The United States has condemned the
leaks.

A May 2008 cable quoted Mubarak, whose
country does not have diplomatic ties
with Iran, telling a group of U.S.
officials that "we are all terrified"
about a possible nuclear Iran. "Mubarak
said that Egypt might be forced to begin
its own nuclear weapons program if Iran
succeeds in those efforts." A July 2009
cable quotes Egypt's intelligence chief
Omar Suleiman telling U.S. officials
that Iran was harboring extremists, a
hurdle to resuming ties severed for
three decades. Suleiman said Egypt was
wary of Iran's influence through its
Hezbollah and Hamas proxies and its
support "for Egyptian groups like
(al-Gama'a al-Islamiya) and the Muslim
Brotherhood," but that Iran could not
"challenge the international community
now."

----

REQUESTS:
[a] Reproduce the passage on the Egypt cables between "The United States" and "group of U.S.", inclusive, swapping "cable" for "dispatch".
[b] Write the next few sentences of the passage on the Egypt cables, picking up after its final sentence.
The listing that comes next has no connection to the passage on the Egypt cables.

EXTRACTED INFORMATION:
----

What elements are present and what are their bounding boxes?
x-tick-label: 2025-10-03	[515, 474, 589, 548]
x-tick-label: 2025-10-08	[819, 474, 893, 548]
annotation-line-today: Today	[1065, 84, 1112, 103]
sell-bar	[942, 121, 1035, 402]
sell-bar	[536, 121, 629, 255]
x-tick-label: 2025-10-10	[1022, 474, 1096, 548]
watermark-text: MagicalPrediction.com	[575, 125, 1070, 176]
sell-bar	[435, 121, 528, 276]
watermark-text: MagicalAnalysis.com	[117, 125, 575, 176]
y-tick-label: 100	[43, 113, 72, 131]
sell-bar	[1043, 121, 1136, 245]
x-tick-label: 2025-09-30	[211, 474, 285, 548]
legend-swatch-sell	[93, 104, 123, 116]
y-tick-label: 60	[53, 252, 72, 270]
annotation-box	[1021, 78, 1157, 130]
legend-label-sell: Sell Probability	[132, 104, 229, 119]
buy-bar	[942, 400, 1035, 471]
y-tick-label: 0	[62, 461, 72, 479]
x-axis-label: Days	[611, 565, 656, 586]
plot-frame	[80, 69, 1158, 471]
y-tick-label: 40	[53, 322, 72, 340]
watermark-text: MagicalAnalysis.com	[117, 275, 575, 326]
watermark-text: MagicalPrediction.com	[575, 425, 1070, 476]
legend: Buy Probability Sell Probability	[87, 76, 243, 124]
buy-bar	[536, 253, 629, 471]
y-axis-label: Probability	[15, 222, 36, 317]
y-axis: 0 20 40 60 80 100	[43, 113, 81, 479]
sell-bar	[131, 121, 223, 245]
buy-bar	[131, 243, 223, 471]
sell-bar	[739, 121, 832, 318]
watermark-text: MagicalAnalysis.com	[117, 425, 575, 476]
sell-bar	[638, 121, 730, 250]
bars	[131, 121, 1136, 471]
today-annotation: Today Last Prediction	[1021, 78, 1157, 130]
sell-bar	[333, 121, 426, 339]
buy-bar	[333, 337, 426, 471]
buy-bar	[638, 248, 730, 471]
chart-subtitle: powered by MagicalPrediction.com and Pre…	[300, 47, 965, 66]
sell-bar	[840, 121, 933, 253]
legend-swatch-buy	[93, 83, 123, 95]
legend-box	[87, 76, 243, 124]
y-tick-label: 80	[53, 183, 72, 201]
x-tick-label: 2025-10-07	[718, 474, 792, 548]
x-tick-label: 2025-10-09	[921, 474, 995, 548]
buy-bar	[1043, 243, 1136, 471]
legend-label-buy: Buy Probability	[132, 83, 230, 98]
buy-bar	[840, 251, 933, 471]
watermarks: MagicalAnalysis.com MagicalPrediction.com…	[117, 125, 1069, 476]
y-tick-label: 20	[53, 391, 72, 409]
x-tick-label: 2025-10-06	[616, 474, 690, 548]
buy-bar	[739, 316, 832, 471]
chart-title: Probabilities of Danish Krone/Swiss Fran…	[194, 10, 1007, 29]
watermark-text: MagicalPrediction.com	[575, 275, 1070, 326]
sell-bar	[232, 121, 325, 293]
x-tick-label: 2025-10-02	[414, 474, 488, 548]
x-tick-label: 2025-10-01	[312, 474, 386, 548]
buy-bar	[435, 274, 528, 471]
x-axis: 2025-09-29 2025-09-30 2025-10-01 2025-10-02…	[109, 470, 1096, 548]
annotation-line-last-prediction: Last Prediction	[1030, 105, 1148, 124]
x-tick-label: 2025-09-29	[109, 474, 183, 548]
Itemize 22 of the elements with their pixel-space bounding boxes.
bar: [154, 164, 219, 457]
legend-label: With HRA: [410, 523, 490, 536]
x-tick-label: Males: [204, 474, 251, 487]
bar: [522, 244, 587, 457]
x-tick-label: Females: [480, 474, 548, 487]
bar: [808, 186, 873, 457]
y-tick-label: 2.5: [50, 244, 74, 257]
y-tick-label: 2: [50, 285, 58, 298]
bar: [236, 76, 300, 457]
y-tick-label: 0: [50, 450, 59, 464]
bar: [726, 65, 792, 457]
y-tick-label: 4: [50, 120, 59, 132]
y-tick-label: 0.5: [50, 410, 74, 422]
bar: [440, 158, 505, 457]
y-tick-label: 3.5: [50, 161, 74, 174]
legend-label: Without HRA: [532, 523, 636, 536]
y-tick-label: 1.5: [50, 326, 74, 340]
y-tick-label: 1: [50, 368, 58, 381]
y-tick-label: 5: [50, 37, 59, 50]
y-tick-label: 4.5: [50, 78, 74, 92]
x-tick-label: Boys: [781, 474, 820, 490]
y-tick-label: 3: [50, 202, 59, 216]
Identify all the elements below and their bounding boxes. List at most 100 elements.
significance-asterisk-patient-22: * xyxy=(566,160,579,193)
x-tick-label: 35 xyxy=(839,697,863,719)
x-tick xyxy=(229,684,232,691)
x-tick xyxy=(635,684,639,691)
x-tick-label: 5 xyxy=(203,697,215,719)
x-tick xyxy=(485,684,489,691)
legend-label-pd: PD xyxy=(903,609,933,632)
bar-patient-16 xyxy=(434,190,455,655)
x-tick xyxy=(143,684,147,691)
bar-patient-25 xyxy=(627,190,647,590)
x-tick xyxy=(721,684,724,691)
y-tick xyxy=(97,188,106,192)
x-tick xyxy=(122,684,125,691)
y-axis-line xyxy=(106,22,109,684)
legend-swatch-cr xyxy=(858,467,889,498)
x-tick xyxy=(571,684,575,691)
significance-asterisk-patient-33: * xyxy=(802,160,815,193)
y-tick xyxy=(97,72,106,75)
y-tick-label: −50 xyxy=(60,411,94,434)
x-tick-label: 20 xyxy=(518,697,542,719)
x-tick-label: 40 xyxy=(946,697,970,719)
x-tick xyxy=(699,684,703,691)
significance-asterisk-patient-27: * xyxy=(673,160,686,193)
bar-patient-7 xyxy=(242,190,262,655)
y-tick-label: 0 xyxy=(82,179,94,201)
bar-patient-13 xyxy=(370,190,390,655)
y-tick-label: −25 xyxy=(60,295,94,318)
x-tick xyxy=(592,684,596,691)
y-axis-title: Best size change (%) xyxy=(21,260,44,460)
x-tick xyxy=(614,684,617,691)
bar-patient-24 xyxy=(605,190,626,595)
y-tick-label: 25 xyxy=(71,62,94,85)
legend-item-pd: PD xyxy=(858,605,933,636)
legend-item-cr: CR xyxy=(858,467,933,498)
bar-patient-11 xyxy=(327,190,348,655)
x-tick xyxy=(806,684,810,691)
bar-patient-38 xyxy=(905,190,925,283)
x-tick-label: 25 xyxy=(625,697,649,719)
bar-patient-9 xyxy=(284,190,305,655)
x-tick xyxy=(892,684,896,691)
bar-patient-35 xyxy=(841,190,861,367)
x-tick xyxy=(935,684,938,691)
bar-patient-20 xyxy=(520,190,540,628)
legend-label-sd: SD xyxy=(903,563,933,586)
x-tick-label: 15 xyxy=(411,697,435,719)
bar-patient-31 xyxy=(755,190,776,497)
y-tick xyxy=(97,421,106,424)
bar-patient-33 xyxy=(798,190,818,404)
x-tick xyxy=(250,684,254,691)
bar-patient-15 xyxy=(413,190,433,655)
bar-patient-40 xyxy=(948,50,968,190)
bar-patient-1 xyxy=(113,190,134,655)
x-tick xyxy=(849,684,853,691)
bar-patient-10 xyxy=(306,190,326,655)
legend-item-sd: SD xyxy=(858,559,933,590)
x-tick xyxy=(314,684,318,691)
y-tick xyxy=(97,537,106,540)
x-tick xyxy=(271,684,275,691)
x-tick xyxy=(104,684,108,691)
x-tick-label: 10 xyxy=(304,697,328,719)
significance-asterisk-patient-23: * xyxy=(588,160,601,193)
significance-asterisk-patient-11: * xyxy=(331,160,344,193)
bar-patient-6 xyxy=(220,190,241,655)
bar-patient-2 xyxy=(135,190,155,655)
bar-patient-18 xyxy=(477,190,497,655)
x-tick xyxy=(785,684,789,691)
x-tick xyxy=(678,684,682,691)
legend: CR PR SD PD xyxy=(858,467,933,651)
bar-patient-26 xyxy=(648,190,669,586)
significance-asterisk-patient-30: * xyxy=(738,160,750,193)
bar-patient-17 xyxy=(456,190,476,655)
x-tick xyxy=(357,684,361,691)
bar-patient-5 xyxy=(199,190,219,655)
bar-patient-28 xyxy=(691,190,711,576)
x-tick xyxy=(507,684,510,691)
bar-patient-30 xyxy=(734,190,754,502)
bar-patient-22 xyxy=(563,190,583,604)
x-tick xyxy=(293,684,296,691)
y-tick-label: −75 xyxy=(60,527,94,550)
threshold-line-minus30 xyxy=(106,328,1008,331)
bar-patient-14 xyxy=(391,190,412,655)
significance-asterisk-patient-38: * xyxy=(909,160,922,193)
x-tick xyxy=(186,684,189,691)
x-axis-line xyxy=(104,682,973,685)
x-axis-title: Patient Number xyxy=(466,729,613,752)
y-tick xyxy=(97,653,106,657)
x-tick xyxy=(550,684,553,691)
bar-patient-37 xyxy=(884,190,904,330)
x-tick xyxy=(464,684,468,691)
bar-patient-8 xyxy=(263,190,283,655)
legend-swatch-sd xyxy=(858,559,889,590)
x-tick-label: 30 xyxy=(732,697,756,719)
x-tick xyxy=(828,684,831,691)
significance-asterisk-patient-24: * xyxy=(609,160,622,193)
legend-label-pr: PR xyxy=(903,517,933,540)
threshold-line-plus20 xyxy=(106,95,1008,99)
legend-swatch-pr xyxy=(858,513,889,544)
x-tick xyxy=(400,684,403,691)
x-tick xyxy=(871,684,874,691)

----

ANSWER LIST:
[a]
The United States has condemned the
leaks.

A May 2008 dispatch quoted Mubarak, whose
country does not have diplomatic ties
with Iran, telling a group of U.S.

[b]
Suleiman advised against a U.S. strike on Iranian
nuclear capabilities, saying it would
unite Iranians against the United
States. He said Egypt was working to
prevent Iranian funds to Hamas, worth
$25 million per month, from reaching
Gaza. Suleiman said Egypt had sent a
clear message to Iran that if they
interfered in Egypt, Egypt would
interfere in Iran, adding Egyptian
intelligence was recruiting agents in
Iraq and Syria. "Now we have it on
paper, in black and white," independent
Cairo-based analyst Issander El Amrani
said of the cable. A December 2009 cable
from the U.S. embassy in Tel Aviv quotes
Israeli security official Uzi Arad
calling Egypt's Foreign Ministry a
"nagging problem" and accusing it of
harming relations with Israel by pushing
for a nuclear-free Middle East. Egypt is
often portrayed in the region as a
docile U.S. partner, but analysts said
the cables suggested U.S. officials
could get frustrated with Cairo.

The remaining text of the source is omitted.